Work instructions:
Express the material as a numbered list, starting at the line with "company-avatar-initials: Ac (291, 128, 347, 178)" and continuing up to and including the line with "delete-profile-button[interactable]: Delete Profile". Leave out any blank lines.
:: Record excerpts
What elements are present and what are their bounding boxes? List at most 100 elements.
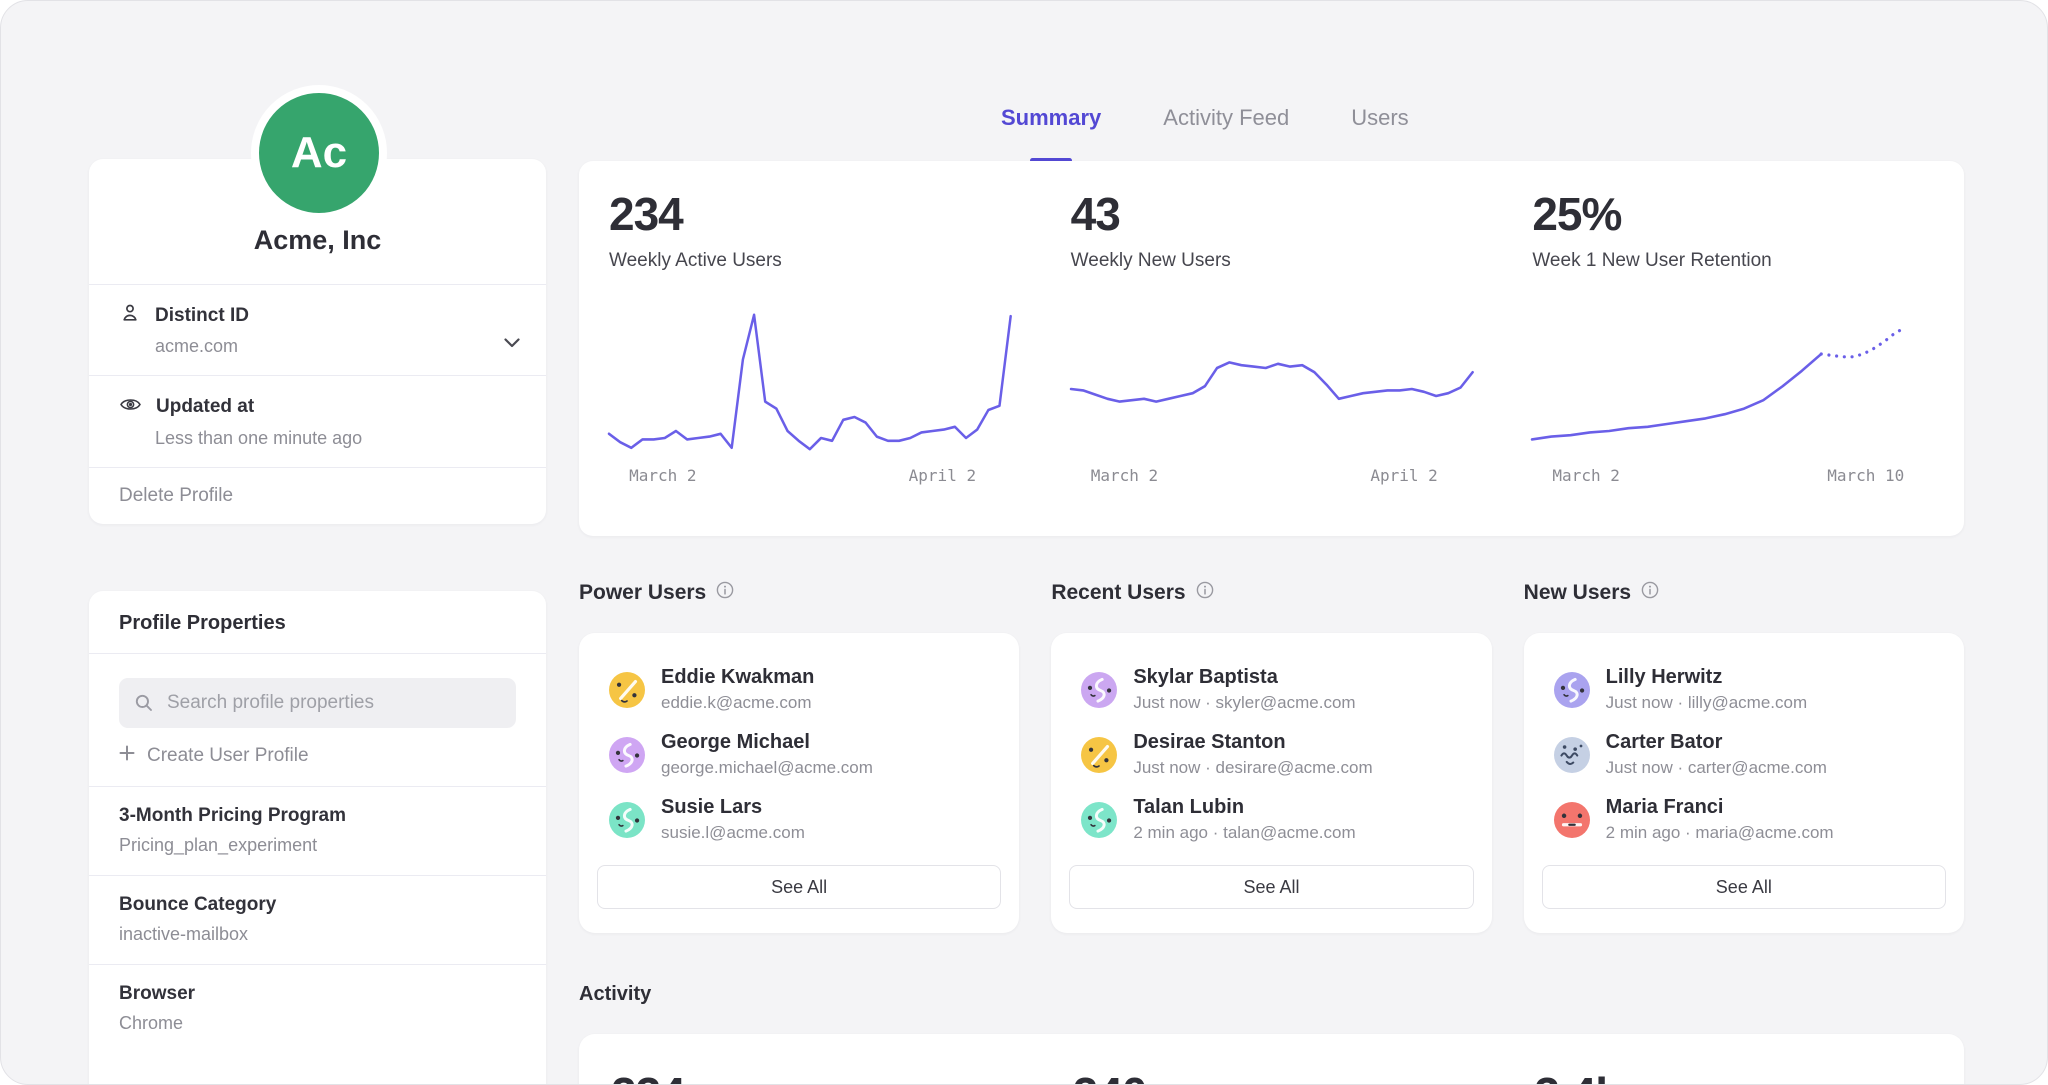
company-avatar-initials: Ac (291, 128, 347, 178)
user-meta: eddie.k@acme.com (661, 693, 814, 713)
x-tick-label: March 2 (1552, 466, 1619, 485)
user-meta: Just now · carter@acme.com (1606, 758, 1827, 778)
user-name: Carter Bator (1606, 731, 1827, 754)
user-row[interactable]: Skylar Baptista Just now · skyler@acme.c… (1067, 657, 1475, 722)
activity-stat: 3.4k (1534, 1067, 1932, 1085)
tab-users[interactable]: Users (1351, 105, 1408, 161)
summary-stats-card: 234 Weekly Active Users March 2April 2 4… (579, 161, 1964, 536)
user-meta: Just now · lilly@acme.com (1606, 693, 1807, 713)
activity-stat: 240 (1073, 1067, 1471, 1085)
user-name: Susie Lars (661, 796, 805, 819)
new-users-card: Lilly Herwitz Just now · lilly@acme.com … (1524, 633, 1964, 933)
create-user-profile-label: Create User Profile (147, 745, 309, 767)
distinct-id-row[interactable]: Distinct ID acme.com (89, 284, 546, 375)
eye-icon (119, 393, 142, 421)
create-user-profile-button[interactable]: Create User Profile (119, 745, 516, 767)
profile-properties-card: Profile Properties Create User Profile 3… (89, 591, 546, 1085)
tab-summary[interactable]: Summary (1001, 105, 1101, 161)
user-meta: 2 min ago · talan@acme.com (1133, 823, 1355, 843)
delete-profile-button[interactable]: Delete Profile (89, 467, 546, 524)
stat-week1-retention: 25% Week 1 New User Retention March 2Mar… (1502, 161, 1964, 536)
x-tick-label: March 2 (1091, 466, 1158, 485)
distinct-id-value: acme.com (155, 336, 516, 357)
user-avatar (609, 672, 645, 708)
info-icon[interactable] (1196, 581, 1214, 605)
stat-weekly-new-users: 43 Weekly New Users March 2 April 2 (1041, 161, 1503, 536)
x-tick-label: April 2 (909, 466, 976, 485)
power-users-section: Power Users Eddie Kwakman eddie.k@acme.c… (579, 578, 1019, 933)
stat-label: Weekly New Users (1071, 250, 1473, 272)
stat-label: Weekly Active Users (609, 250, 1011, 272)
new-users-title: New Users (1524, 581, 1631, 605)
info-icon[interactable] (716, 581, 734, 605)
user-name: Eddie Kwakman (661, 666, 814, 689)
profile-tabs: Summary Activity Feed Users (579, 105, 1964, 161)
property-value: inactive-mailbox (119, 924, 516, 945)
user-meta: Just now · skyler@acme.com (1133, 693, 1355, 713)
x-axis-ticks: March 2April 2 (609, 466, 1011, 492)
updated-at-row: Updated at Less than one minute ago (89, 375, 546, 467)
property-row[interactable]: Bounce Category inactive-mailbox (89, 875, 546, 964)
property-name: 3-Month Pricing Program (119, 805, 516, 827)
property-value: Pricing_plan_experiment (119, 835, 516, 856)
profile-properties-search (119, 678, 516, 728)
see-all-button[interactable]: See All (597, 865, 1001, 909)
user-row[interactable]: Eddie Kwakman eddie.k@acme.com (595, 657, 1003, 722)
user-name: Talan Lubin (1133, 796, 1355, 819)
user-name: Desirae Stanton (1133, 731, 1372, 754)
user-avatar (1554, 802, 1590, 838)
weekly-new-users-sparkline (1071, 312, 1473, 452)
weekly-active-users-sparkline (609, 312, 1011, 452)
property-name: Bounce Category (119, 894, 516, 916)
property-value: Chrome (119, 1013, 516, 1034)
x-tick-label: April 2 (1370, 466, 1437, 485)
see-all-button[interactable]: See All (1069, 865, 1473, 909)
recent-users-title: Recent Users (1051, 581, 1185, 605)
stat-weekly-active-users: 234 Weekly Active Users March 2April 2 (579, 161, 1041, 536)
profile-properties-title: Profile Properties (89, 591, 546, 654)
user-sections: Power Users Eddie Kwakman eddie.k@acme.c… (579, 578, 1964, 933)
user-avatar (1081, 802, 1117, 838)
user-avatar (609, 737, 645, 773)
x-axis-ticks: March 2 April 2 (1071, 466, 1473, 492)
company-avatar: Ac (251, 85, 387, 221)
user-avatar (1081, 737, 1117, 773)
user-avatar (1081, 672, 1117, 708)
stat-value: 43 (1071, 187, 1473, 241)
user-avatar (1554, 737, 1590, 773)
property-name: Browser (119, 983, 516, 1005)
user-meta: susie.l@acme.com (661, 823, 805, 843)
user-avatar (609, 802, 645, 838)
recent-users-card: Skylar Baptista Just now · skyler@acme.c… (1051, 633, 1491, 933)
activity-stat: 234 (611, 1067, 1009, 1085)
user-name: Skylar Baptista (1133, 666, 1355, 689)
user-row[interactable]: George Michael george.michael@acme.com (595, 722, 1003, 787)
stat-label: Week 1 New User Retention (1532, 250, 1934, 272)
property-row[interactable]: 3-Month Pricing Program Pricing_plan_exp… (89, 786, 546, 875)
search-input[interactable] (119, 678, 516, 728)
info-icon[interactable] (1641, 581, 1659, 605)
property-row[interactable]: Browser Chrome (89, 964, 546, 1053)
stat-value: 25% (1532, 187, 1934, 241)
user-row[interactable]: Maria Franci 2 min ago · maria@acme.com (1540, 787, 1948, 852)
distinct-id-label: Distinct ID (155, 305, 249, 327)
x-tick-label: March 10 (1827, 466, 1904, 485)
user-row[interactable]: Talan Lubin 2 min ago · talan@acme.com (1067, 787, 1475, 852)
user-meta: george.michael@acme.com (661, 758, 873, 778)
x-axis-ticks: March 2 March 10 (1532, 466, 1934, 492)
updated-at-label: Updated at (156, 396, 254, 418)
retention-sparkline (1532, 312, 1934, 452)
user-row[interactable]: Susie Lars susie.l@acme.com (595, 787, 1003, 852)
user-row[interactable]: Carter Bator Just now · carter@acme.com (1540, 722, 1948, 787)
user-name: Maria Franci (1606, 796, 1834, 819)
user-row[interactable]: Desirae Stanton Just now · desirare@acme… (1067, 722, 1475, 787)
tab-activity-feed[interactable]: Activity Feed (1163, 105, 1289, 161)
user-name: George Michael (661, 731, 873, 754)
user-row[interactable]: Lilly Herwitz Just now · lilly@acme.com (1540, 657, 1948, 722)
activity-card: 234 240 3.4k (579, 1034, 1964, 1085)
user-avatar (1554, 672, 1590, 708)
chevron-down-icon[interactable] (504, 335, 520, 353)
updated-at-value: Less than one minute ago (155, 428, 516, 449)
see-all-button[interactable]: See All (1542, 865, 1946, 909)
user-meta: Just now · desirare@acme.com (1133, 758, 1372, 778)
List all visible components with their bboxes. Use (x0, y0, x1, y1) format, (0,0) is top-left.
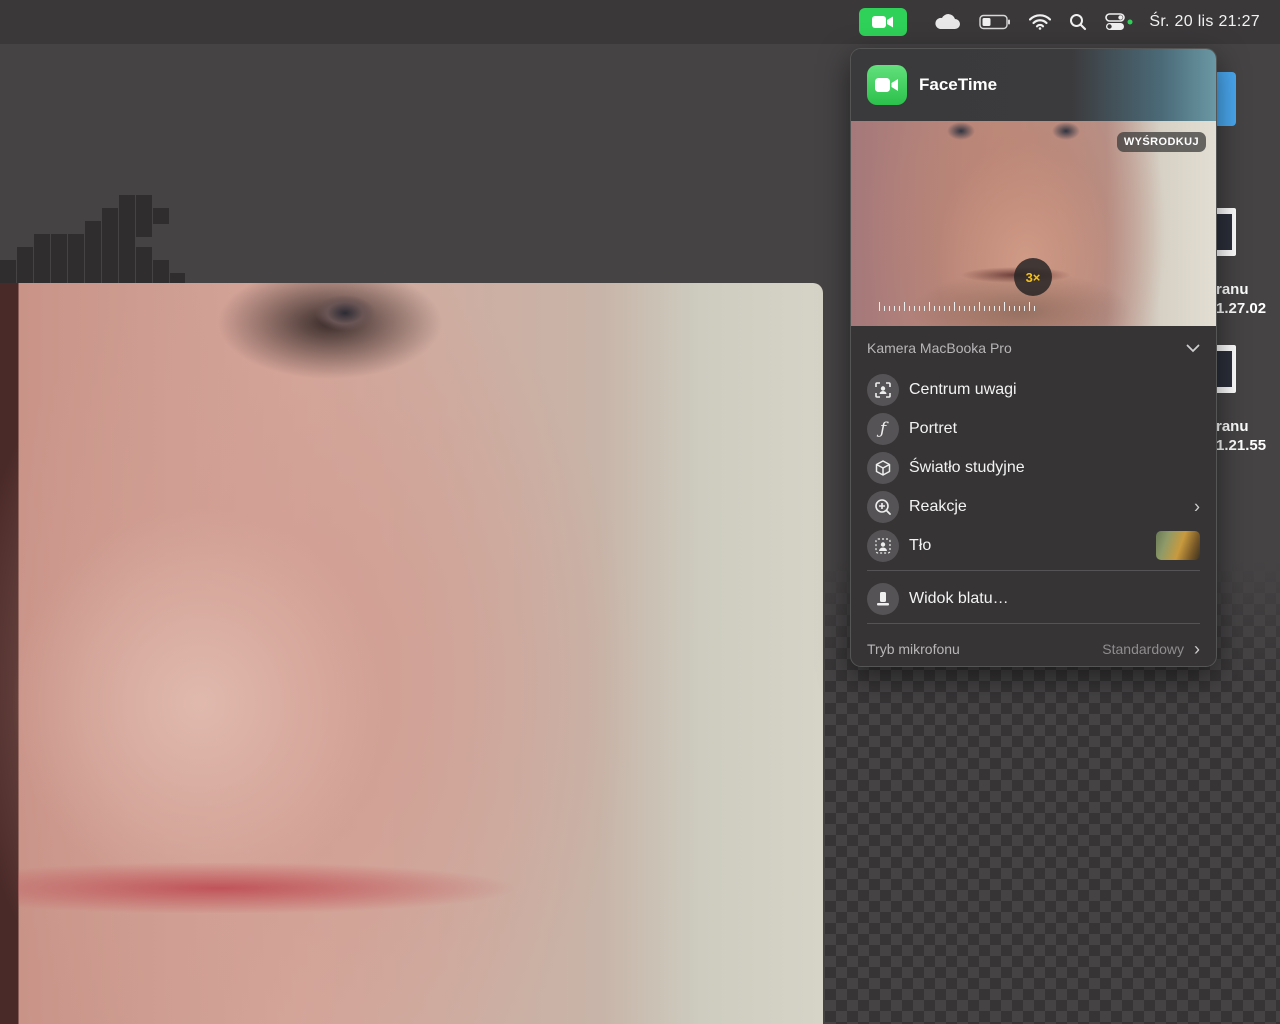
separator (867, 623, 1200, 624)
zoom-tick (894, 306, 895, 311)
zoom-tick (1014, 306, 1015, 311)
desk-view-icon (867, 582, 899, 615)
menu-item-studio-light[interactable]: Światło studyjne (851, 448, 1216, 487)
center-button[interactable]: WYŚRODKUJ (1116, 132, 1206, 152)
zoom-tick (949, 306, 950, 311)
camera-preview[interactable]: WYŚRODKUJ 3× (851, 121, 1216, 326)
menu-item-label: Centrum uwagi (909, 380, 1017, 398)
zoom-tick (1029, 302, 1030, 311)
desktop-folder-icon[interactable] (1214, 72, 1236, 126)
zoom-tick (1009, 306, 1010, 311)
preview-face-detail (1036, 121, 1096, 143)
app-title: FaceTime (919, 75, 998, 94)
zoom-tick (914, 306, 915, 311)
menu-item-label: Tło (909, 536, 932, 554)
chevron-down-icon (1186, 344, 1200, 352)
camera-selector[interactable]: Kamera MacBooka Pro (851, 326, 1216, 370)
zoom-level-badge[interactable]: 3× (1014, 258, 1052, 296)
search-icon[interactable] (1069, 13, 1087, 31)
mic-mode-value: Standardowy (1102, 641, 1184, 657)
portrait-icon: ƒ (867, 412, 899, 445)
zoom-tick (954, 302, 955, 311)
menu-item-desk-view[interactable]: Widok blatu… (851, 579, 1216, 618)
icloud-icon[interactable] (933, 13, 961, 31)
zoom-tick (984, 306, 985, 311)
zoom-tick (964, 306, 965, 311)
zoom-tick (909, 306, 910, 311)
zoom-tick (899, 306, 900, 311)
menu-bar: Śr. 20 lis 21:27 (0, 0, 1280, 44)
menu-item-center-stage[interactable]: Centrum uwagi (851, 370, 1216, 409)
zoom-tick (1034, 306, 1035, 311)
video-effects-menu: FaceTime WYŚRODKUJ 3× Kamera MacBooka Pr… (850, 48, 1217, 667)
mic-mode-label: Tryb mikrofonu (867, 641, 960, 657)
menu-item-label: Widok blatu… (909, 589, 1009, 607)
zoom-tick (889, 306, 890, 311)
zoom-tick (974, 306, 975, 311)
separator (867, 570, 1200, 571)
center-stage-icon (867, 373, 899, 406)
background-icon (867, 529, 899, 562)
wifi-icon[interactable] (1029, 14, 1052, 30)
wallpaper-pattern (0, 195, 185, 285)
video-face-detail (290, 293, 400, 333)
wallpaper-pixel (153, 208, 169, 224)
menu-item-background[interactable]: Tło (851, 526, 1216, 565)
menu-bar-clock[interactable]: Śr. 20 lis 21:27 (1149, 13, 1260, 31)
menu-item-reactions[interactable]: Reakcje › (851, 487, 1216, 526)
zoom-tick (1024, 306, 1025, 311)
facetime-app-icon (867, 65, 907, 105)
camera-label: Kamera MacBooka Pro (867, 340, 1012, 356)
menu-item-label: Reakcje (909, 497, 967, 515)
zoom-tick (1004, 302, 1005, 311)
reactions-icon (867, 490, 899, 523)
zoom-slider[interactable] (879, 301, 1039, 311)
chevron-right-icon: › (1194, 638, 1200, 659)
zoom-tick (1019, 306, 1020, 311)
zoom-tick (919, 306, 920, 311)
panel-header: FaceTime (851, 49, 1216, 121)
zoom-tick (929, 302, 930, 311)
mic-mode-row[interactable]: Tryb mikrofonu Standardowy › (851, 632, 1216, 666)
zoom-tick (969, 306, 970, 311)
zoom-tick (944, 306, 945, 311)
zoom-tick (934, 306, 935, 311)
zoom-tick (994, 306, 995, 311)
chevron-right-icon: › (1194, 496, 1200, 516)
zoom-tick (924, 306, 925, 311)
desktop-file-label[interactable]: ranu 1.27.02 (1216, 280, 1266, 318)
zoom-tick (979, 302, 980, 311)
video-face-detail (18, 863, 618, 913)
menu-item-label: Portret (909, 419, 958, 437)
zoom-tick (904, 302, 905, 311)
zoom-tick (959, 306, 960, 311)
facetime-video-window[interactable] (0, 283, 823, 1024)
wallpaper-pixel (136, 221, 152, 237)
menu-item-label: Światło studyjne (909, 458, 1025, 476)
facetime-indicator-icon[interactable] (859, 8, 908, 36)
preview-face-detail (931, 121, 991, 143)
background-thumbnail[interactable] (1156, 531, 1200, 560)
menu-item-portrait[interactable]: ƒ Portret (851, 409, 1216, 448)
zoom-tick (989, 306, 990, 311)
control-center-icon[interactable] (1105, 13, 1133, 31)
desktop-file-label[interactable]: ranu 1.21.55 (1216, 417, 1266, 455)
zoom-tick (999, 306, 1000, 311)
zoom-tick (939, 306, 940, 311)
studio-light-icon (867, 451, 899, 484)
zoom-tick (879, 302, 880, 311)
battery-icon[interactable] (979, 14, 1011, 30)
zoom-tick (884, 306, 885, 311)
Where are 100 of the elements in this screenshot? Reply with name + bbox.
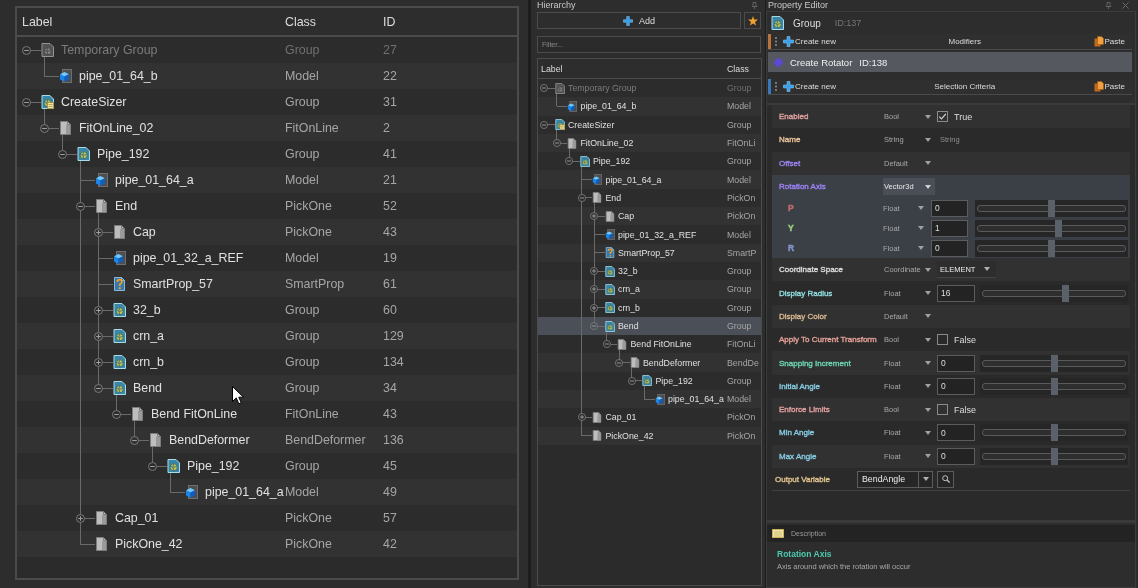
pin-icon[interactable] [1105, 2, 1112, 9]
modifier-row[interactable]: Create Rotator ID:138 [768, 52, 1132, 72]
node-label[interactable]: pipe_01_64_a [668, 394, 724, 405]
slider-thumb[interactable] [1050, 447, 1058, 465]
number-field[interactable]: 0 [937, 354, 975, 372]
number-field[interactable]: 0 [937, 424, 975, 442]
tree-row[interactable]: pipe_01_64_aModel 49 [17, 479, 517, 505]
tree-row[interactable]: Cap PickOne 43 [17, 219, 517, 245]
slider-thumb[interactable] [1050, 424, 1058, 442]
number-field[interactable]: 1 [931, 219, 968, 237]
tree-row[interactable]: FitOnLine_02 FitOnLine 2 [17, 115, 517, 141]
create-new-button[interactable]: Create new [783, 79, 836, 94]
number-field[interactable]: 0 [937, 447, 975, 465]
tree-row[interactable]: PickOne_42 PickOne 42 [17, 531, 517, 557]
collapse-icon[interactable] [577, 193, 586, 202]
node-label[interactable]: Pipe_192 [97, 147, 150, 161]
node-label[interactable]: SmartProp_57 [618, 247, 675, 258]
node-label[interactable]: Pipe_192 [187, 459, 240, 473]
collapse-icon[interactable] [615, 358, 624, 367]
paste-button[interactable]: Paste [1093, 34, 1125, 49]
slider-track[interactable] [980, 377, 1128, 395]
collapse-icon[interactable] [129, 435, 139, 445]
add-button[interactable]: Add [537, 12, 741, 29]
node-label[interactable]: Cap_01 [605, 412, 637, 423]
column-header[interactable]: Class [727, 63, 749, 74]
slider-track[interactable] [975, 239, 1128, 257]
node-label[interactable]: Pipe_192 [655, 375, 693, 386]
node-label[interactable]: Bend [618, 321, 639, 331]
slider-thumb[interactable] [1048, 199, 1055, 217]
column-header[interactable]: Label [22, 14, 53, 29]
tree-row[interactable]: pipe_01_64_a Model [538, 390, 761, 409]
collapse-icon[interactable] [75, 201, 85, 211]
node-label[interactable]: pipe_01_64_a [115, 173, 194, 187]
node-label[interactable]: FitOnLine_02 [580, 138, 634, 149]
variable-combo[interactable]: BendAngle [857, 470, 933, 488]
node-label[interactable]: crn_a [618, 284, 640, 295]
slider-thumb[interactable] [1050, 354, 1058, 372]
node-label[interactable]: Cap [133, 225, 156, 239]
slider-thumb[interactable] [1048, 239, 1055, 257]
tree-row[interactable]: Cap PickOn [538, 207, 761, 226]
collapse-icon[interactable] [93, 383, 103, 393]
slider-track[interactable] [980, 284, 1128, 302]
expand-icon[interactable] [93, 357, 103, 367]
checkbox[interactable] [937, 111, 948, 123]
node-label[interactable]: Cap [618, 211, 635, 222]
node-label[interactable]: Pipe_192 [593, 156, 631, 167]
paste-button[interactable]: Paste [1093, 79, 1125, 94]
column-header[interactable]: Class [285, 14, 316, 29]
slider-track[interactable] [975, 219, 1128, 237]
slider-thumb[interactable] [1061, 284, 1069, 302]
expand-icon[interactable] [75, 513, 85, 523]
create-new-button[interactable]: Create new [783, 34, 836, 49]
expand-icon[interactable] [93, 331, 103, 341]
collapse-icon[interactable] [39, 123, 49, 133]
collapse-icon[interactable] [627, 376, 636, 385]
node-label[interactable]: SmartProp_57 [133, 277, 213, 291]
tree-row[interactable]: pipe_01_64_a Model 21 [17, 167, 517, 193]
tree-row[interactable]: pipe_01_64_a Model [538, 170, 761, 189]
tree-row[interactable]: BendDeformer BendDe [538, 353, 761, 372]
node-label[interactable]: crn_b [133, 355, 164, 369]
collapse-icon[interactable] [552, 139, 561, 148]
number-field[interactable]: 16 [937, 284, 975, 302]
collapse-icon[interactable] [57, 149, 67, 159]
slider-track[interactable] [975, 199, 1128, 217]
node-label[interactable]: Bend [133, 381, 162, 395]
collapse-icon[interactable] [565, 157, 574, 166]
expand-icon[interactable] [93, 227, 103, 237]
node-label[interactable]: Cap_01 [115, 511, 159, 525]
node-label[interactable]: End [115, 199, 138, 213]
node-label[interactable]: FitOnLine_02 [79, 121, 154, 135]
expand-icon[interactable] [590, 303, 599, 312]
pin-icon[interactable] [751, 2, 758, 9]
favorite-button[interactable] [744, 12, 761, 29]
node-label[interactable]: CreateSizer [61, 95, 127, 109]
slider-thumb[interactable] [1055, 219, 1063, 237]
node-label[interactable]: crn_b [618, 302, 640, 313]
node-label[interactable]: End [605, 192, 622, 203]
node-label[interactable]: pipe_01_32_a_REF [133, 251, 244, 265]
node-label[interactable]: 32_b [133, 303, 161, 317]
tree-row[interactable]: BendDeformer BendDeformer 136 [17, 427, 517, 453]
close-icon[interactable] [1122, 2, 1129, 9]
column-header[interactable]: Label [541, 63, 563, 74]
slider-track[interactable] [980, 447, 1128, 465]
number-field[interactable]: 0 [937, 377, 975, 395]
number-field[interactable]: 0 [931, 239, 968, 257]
::::
Solved exercise:
1. company-avatar-initials: Ac (291, 128, 347, 178)
2. user-meta: eddie.k@acme.com (661, 693, 814, 713)
3. x-tick-label: March 2 (1552, 466, 1619, 485)
4. user-meta: Just now · carter@acme.com (1606, 758, 1827, 778)
5. user-name: Carter Bator (1606, 731, 1827, 754)
6. user-row[interactable]: Skylar Baptista Just now · skyler@acme.c… (1067, 657, 1475, 722)
7. activity-stat: 3.4k (1534, 1067, 1932, 1085)
8. tab-users[interactable]: Users (1351, 105, 1408, 161)
9. summary-stats-card: 234 Weekly Active Users March 2April 2 4… (579, 161, 1964, 536)
10. user-meta: Just now · lilly@acme.com (1606, 693, 1807, 713)
11. activity-stat: 240 (1073, 1067, 1471, 1085)
12. user-name: Susie Lars (661, 796, 805, 819)
13. new-users-card: Lilly Herwitz Just now · lilly@acme.com … (1524, 633, 1964, 933)
14. create-user-profile-label: Create User Profile (147, 745, 309, 767)
15. distinct-id-row[interactable]: Distinct ID acme.com (89, 284, 546, 375)
16. eye-icon (119, 393, 142, 421)
17. create-user-profile-button[interactable]: Create User Profile (119, 745, 516, 767)
18. profile-properties-card: Profile Properties Create User Profile 3… (89, 591, 546, 1085)
19. tab-summary[interactable]: Summary (1001, 105, 1101, 161)
20. user-meta: 2 min ago · talan@acme.com (1133, 823, 1355, 843)
21. delete-profile-button[interactable]: Delete Profile (89, 467, 546, 524)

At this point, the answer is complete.